Stored data
+++

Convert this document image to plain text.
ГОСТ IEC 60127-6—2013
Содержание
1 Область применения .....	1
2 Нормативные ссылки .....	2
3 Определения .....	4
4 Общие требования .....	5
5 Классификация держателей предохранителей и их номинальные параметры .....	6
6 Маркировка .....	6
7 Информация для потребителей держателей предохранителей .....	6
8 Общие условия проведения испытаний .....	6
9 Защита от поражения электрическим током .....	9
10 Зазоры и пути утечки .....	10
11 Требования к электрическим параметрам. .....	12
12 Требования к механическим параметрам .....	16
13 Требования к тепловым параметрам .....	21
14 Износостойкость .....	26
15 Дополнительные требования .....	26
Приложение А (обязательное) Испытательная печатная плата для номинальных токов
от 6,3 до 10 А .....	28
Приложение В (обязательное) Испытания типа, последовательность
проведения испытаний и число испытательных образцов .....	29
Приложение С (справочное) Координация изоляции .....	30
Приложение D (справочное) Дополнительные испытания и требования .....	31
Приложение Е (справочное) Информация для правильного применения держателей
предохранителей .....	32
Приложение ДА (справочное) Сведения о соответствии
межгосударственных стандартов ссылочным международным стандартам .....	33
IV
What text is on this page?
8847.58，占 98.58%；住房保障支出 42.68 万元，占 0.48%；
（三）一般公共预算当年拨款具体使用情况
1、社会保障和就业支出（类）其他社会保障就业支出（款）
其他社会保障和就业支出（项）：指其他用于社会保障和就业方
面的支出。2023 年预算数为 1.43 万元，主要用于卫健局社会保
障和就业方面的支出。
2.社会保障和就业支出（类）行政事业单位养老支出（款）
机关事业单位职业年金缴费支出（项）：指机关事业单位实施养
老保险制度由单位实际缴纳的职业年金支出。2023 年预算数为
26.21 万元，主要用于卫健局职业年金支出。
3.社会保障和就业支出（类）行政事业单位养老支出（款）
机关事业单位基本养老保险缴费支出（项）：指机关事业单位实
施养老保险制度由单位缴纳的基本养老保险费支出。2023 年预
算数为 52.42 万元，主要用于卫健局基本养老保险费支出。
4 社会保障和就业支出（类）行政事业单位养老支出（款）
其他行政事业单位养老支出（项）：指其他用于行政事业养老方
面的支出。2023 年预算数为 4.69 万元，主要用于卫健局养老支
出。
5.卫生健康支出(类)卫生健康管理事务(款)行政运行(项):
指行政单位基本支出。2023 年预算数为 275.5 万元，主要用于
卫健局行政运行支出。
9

+++

TO DO: Locate each line with the word "держателей" and copy it.

TASK RESPONSE:
5 Классификация держателей предохранителей и их номинальные параметры .....	6
7 Информация для потребителей держателей предохранителей .....	6
Приложение Е (справочное) Информация для правильного применения держателей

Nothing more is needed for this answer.